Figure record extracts
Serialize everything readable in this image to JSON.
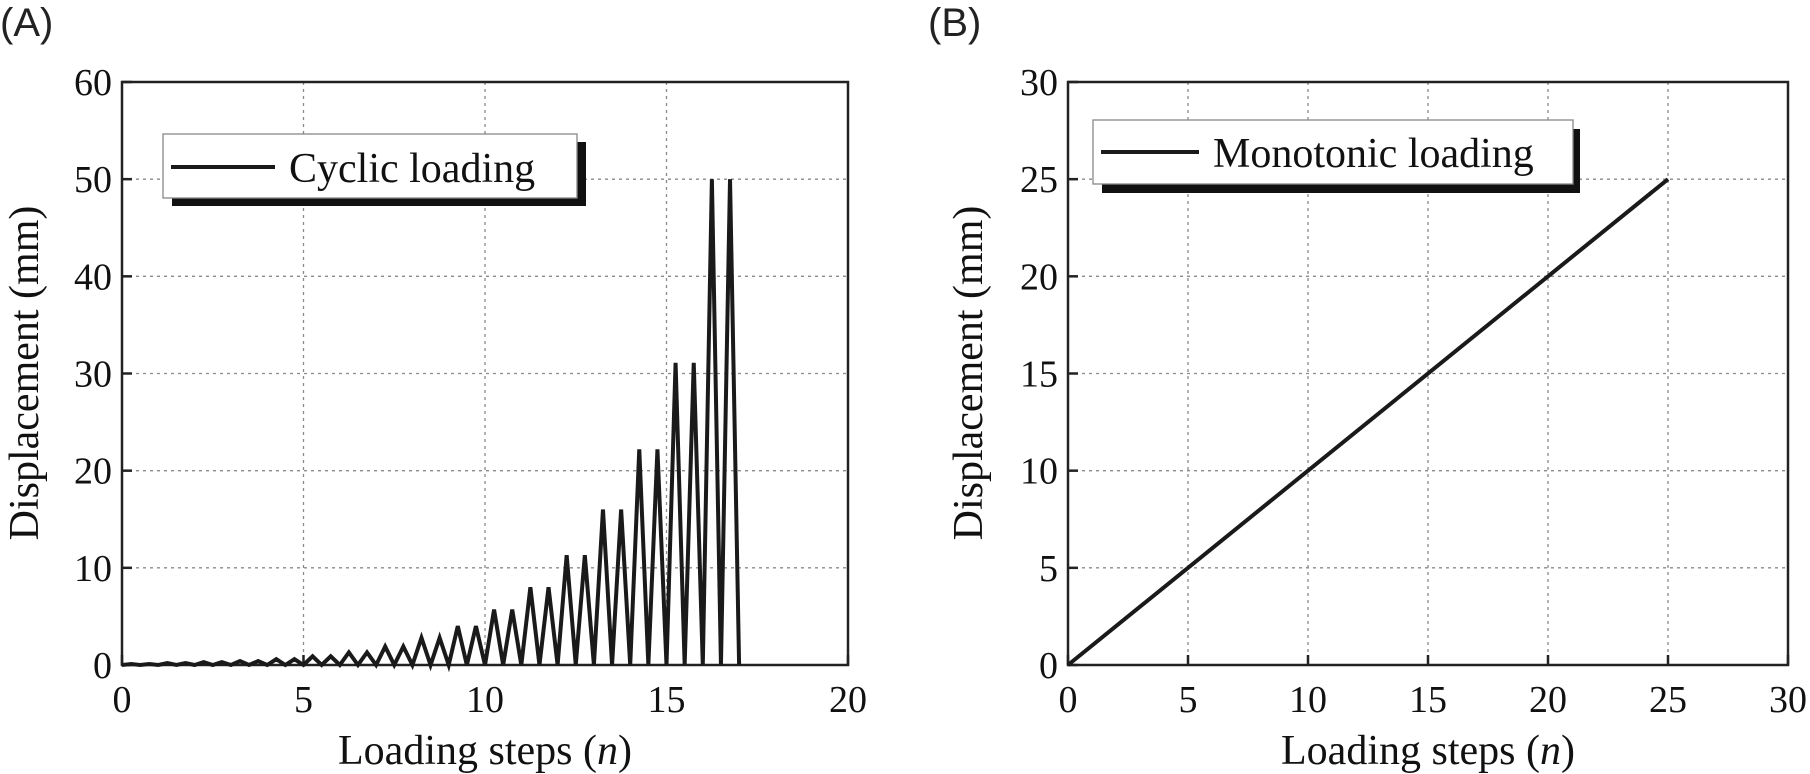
{
  "chart_data": [
    {
      "panel_label": "(A)",
      "type": "line",
      "xlabel_main": "Loading steps (",
      "xlabel_var": "n",
      "xlabel_end": ")",
      "ylabel": "Displacement (mm)",
      "xlim": [
        0,
        20
      ],
      "ylim": [
        0,
        60
      ],
      "xticks": [
        "0",
        "5",
        "10",
        "15",
        "20"
      ],
      "yticks": [
        "0",
        "10",
        "20",
        "30",
        "40",
        "50",
        "60"
      ],
      "grid": true,
      "legend_position": "top-left",
      "series": [
        {
          "name": "Cyclic loading",
          "amplitudes": [
            0.1,
            0.1,
            0.2,
            0.2,
            0.3,
            0.3,
            0.4,
            0.4,
            0.6,
            0.6,
            0.9,
            0.9,
            1.3,
            1.3,
            1.9,
            1.9,
            2.8,
            2.8,
            4.0,
            4.0,
            5.7,
            5.7,
            8.0,
            8.0,
            11.3,
            11.3,
            16.0,
            16.0,
            22.2,
            22.2,
            31.1,
            31.1,
            50.0,
            50.0
          ],
          "x_start": 0,
          "x_end": 17,
          "y_end": 0
        }
      ]
    },
    {
      "panel_label": "(B)",
      "type": "line",
      "xlabel_main": "Loading steps (",
      "xlabel_var": "n",
      "xlabel_end": ")",
      "ylabel": "Displacement (mm)",
      "xlim": [
        0,
        30
      ],
      "ylim": [
        0,
        30
      ],
      "xticks": [
        "0",
        "5",
        "10",
        "15",
        "20",
        "25",
        "30"
      ],
      "yticks": [
        "0",
        "5",
        "10",
        "15",
        "20",
        "25",
        "30"
      ],
      "grid": true,
      "legend_position": "top-left",
      "series": [
        {
          "name": "Monotonic loading",
          "x": [
            0,
            25
          ],
          "y": [
            0,
            25
          ]
        }
      ]
    }
  ]
}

◆ **Short exercise**
Quote all of the entries word for word, omitting any pictures.

◆ **Expected output**
Serialize everything readable in this image to JSON.
{
  "chart_data": [
    {
      "panel_label": "(A)",
      "type": "line",
      "xlabel_main": "Loading steps (",
      "xlabel_var": "n",
      "xlabel_end": ")",
      "ylabel": "Displacement (mm)",
      "xlim": [
        0,
        20
      ],
      "ylim": [
        0,
        60
      ],
      "xticks": [
        "0",
        "5",
        "10",
        "15",
        "20"
      ],
      "yticks": [
        "0",
        "10",
        "20",
        "30",
        "40",
        "50",
        "60"
      ],
      "grid": true,
      "legend_position": "top-left",
      "series": [
        {
          "name": "Cyclic loading",
          "amplitudes": [
            0.1,
            0.1,
            0.2,
            0.2,
            0.3,
            0.3,
            0.4,
            0.4,
            0.6,
            0.6,
            0.9,
            0.9,
            1.3,
            1.3,
            1.9,
            1.9,
            2.8,
            2.8,
            4.0,
            4.0,
            5.7,
            5.7,
            8.0,
            8.0,
            11.3,
            11.3,
            16.0,
            16.0,
            22.2,
            22.2,
            31.1,
            31.1,
            50.0,
            50.0
          ],
          "x_start": 0,
          "x_end": 17,
          "y_end": 0
        }
      ]
    },
    {
      "panel_label": "(B)",
      "type": "line",
      "xlabel_main": "Loading steps (",
      "xlabel_var": "n",
      "xlabel_end": ")",
      "ylabel": "Displacement (mm)",
      "xlim": [
        0,
        30
      ],
      "ylim": [
        0,
        30
      ],
      "xticks": [
        "0",
        "5",
        "10",
        "15",
        "20",
        "25",
        "30"
      ],
      "yticks": [
        "0",
        "5",
        "10",
        "15",
        "20",
        "25",
        "30"
      ],
      "grid": true,
      "legend_position": "top-left",
      "series": [
        {
          "name": "Monotonic loading",
          "x": [
            0,
            25
          ],
          "y": [
            0,
            25
          ]
        }
      ]
    }
  ]
}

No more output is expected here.